# Aim
Carry none of the pictures over; set down the material below exactly.

Saved entries

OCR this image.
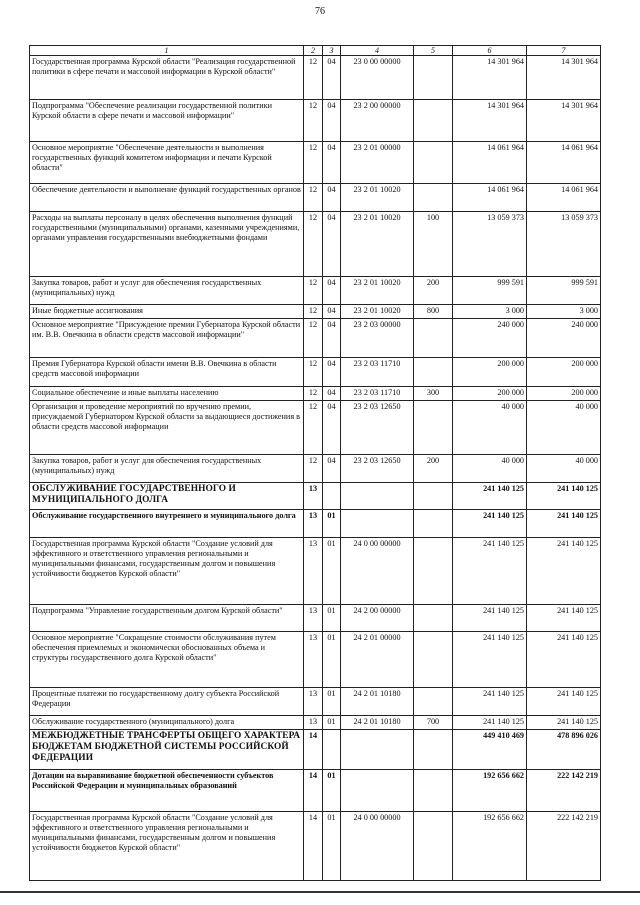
76
1	2	3	4	5	6	7
Государственная программа Курской области "Реализация государственной политики в сфере печати и массовой информации в Курской области"	12	04	23 0 00 00000		14 301 964	14 301 964
Подпрограмма "Обеспечение реализации государственной политики Курской области в сфере печати и массовой информации"	12	04	23 2 00 00000		14 301 964	14 301 964
Основное мероприятие "Обеспечение деятельности и выполнения государственных функций комитетом информации и печати Курской области"	12	04	23 2 01 00000		14 061 964	14 061 964
Обеспечение деятельности и выполнение функций государственных органов	12	04	23 2 01 10020		14 061 964	14 061 964
Расходы на выплаты персоналу в целях обеспечения выполнения функций государственными (муниципальными) органами, казенными учреждениями, органами управления государственными внебюджетными фондами	12	04	23 2 01 10020	100	13 059 373	13 059 373
Закупка товаров, работ и услуг для обеспечения государственных (муниципальных) нужд	12	04	23 2 01 10020	200	999 591	999 591
Иные бюджетные ассигнования	12	04	23 2 01 10020	800	3 000	3 000
Основное мероприятие "Присуждение премии Губернатора Курской области им. В.В. Овечкина в области средств массовой информации"	12	04	23 2 03 00000		240 000	240 000
Премия Губернатора Курской области имени В.В. Овечкина в области средств массовой информации	12	04	23 2 03 11710		200 000	200 000
Социальное обеспечение и иные выплаты населению	12	04	23 2 03 11710	300	200 000	200 000
Организация и проведение мероприятий по вручению премии, присуждаемой Губернатором Курской области за выдающиеся достижения в области средств массовой информации	12	04	23 2 03 12650		40 000	40 000
Закупка товаров, работ и услуг для обеспечения государственных (муниципальных) нужд	12	04	23 2 03 12650	200	40 000	40 000
ОБСЛУЖИВАНИЕ ГОСУДАРСТВЕННОГО И МУНИЦИПАЛЬНОГО ДОЛГА	13				241 140 125	241 140 125
Обслуживание государственного внутреннего и муниципального долга	13	01			241 140 125	241 140 125
Государственная программа Курской области "Создание условий для эффективного и ответственного управления региональными и муниципальными финансами, государственным долгом и повышения устойчивости бюджетов Курской области"	13	01	24 0 00 00000		241 140 125	241 140 125
Подпрограмма "Управление государственным долгом Курской области"	13	01	24 2 00 00000		241 140 125	241 140 125
Основное мероприятие "Сокращение стоимости обслуживания путем обеспечения приемлемых и экономически обоснованных объема и структуры государственного долга Курской области"	13	01	24 2 01 00000		241 140 125	241 140 125
Процентные платежи по государственному долгу субъекта Российской Федерации	13	01	24 2 01 10180		241 140 125	241 140 125
Обслуживание государственного (муниципального) долга	13	01	24 2 01 10180	700	241 140 125	241 140 125
МЕЖБЮДЖЕТНЫЕ ТРАНСФЕРТЫ ОБЩЕГО ХАРАКТЕРА БЮДЖЕТАМ БЮДЖЕТНОЙ СИСТЕМЫ РОССИЙСКОЙ ФЕДЕРАЦИИ	14				449 410 469	478 896 026
Дотации на выравнивание бюджетной обеспеченности субъектов Российской Федерации и муниципальных образований	14	01			192 656 662	222 142 219
Государственная программа Курской области "Создание условий для эффективного и ответственного управления региональными и муниципальными финансами, государственным долгом и повышения устойчивости бюджетов Курской области"	14	01	24 0 00 00000		192 656 662	222 142 219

# Complete response
OCR this image.
76
1	2	3	4	5	6	7
Государственная программа Курской области "Реализация государственной политики в сфере печати и массовой информации в Курской области"	12	04	23 0 00 00000		14 301 964	14 301 964
Подпрограмма "Обеспечение реализации государственной политики Курской области в сфере печати и массовой информации"	12	04	23 2 00 00000		14 301 964	14 301 964
Основное мероприятие "Обеспечение деятельности и выполнения государственных функций комитетом информации и печати Курской области"	12	04	23 2 01 00000		14 061 964	14 061 964
Обеспечение деятельности и выполнение функций государственных органов	12	04	23 2 01 10020		14 061 964	14 061 964
Расходы на выплаты персоналу в целях обеспечения выполнения функций государственными (муниципальными) органами, казенными учреждениями, органами управления государственными внебюджетными фондами	12	04	23 2 01 10020	100	13 059 373	13 059 373
Закупка товаров, работ и услуг для обеспечения государственных (муниципальных) нужд	12	04	23 2 01 10020	200	999 591	999 591
Иные бюджетные ассигнования	12	04	23 2 01 10020	800	3 000	3 000
Основное мероприятие "Присуждение премии Губернатора Курской области им. В.В. Овечкина в области средств массовой информации"	12	04	23 2 03 00000		240 000	240 000
Премия Губернатора Курской области имени В.В. Овечкина в области средств массовой информации	12	04	23 2 03 11710		200 000	200 000
Социальное обеспечение и иные выплаты населению	12	04	23 2 03 11710	300	200 000	200 000
Организация и проведение мероприятий по вручению премии, присуждаемой Губернатором Курской области за выдающиеся достижения в области средств массовой информации	12	04	23 2 03 12650		40 000	40 000
Закупка товаров, работ и услуг для обеспечения государственных (муниципальных) нужд	12	04	23 2 03 12650	200	40 000	40 000
ОБСЛУЖИВАНИЕ ГОСУДАРСТВЕННОГО И МУНИЦИПАЛЬНОГО ДОЛГА	13				241 140 125	241 140 125
Обслуживание государственного внутреннего и муниципального долга	13	01			241 140 125	241 140 125
Государственная программа Курской области "Создание условий для эффективного и ответственного управления региональными и муниципальными финансами, государственным долгом и повышения устойчивости бюджетов Курской области"	13	01	24 0 00 00000		241 140 125	241 140 125
Подпрограмма "Управление государственным долгом Курской области"	13	01	24 2 00 00000		241 140 125	241 140 125
Основное мероприятие "Сокращение стоимости обслуживания путем обеспечения приемлемых и экономически обоснованных объема и структуры государственного долга Курской области"	13	01	24 2 01 00000		241 140 125	241 140 125
Процентные платежи по государственному долгу субъекта Российской Федерации	13	01	24 2 01 10180		241 140 125	241 140 125
Обслуживание государственного (муниципального) долга	13	01	24 2 01 10180	700	241 140 125	241 140 125
МЕЖБЮДЖЕТНЫЕ ТРАНСФЕРТЫ ОБЩЕГО ХАРАКТЕРА БЮДЖЕТАМ БЮДЖЕТНОЙ СИСТЕМЫ РОССИЙСКОЙ ФЕДЕРАЦИИ	14				449 410 469	478 896 026
Дотации на выравнивание бюджетной обеспеченности субъектов Российской Федерации и муниципальных образований	14	01			192 656 662	222 142 219
Государственная программа Курской области "Создание условий для эффективного и ответственного управления региональными и муниципальными финансами, государственным долгом и повышения устойчивости бюджетов Курской области"	14	01	24 0 00 00000		192 656 662	222 142 219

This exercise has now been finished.